December 29

The Devil’s Gate by Vickie Britton

Click to buy
Click to buy

Paperback: 9781603130912, $13.95
Ebook: 978-1-59374-092-9, $5.99

With the death of her long time friend and male role model, Tavas, looming Anna leaves school and heads back home to the Devil’s Gate ranch. Once there she has to face not just her fading friend, but also her childhood crush, Ivan and his textbook nasty wife, while she’s still not quite over him. Except that things aren’t quite as Anna left them at the Devil’s Gate. It’s been haunted over the summer by the strange ritualistic killings of the livestock.

After almost revealing a dark family secret Tavas passes, leaving Devil’s Gate to Anna. He also leaves her with a mystery to solve, not to mention leaving her to settle her own issue of the heart.

The Devil’s Gate mixes many familiar themes; a ranch on the edge of destruction, suspicious and dangerous people afoot, the best friend who loves the girl, the bad boy who never treated her right and many, many secrets that must be discovered before they claim Anna’s sanity, or her life.

§ **What you will do**: Carry on the review of The Devil's Gate above, picking up right after its last sentence.

§ **Data block**:
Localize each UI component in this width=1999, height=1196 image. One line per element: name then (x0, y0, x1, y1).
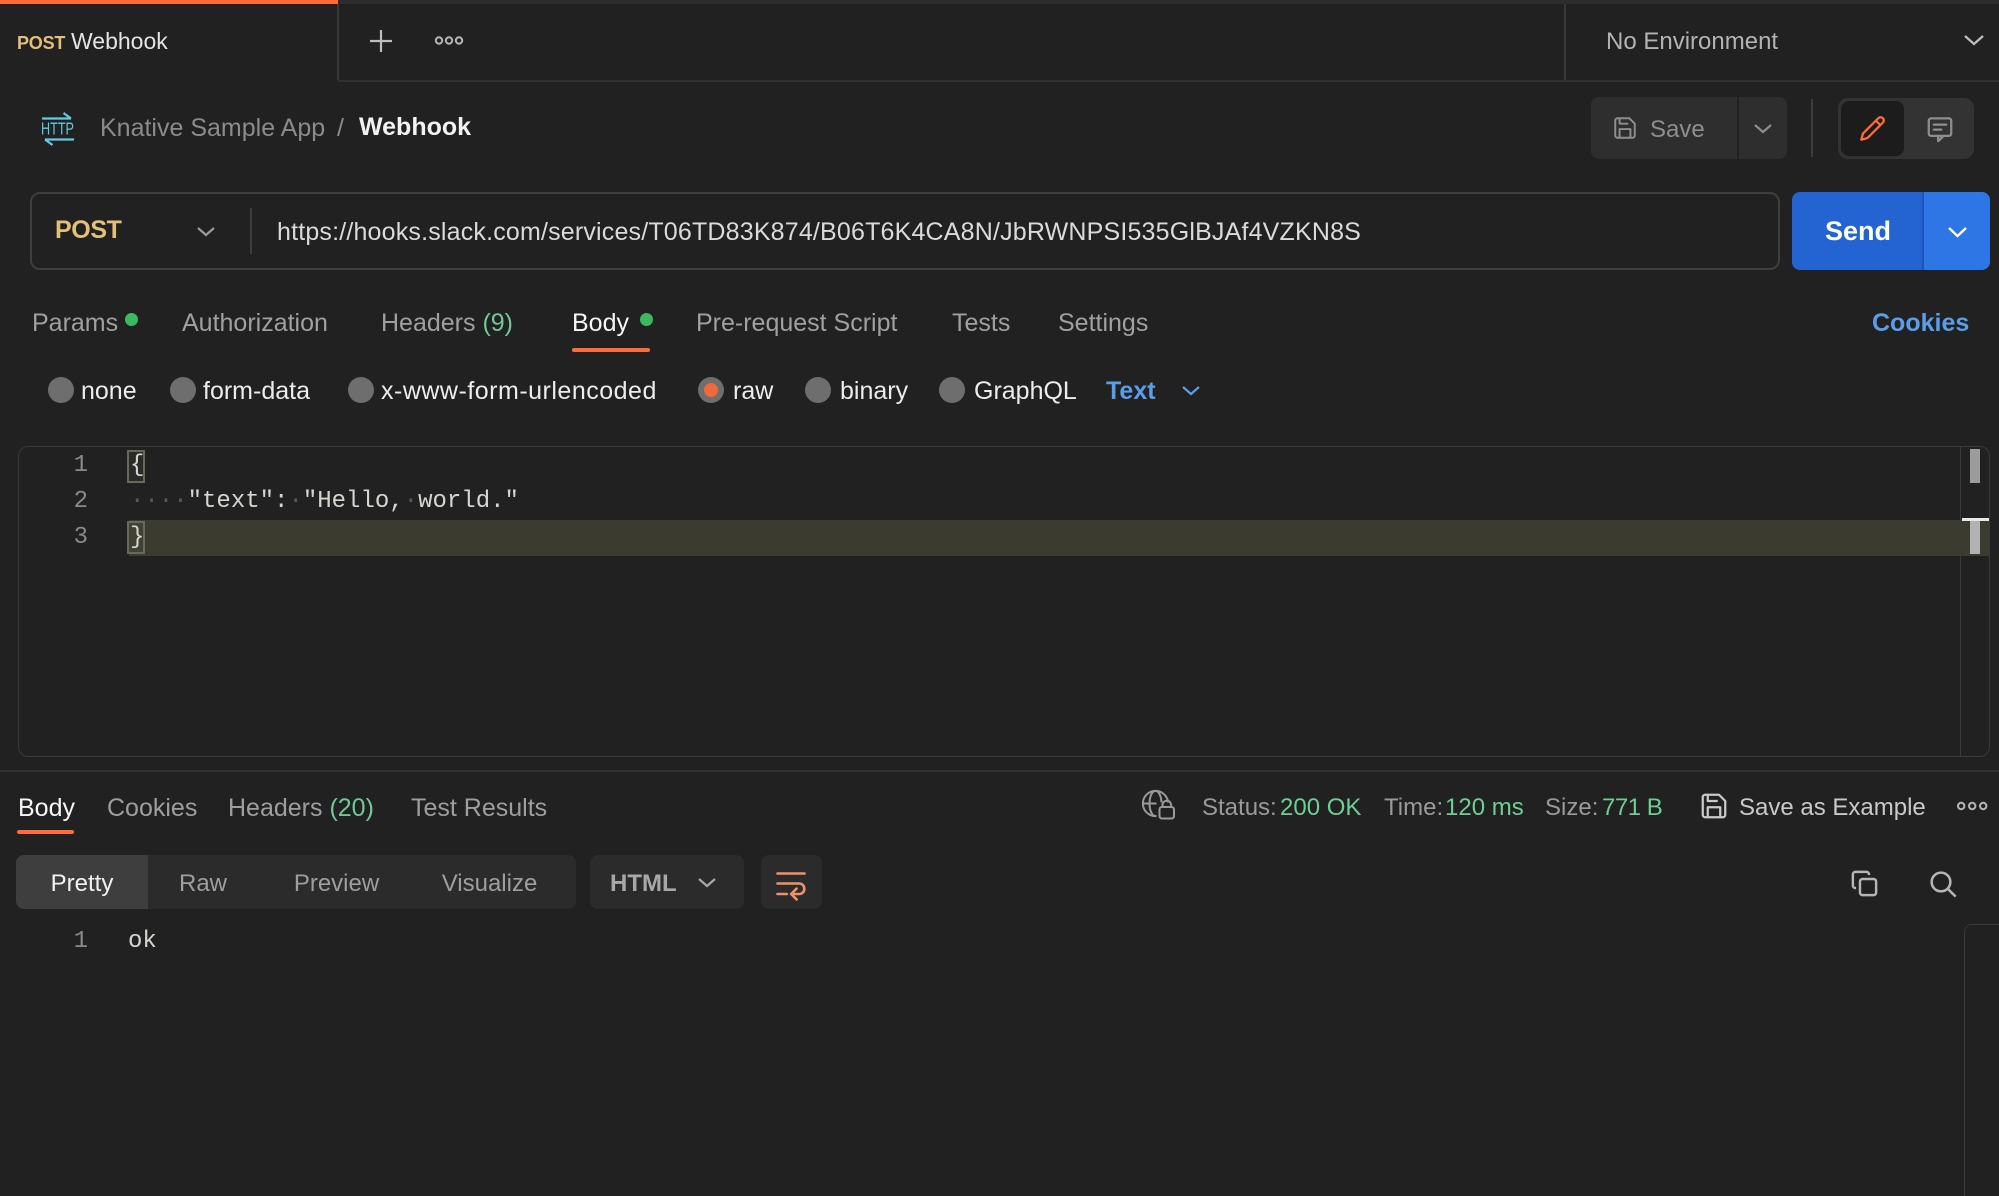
svg-text:HTTP: HTTP (41, 119, 74, 139)
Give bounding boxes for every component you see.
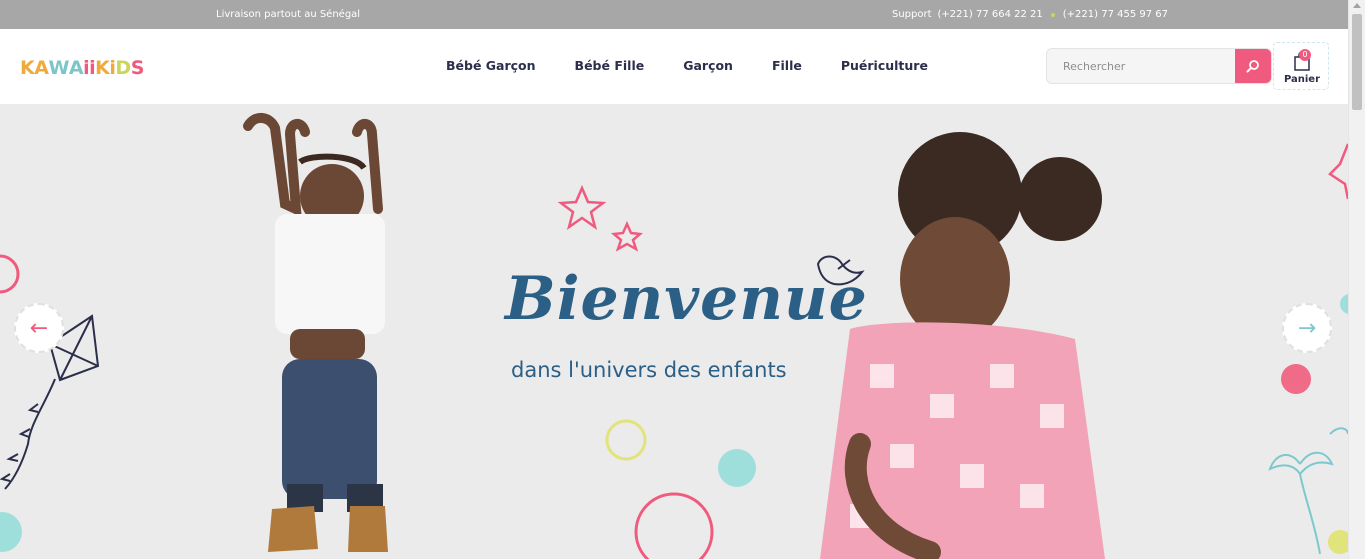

§ **Output**:
While it reads similarly to older cozy mysteries, like the Nancy Drew books, and features plenty of events to keep the world expanding and solid writing there’s also a slow pace to the story. Anna finds herself undeniably drawn to the dark, broody and married Ivan. Even when best friend-for-life Brad asks for a chance to court her Anna seems to spend all her date time brooding over Ivan. Ivan’s wife, Colleen, is pointlessly mean and cruel, but Brad keeps falling for her manipulations, even to the point of letting Colleen force herself into their big date to the fair. No one’s to be trusted, of course, especially when Colleen shows up dead and just about everyone is hiding something.

The romance angle is muddled as Ivan is married and potentially dangerous and Brad is unsafely desperate. But in the end the strings come together and the tension skyrockets. The Devil’s Gate is more Murder, She Wrote than fast paced car-chase-and-explosions fare. There’s no gore or sex, making this a good tale for readers who shy away from horror and erotica. And the western flavor adds a bit of spice that might be missing from romance or cozy suspense diets.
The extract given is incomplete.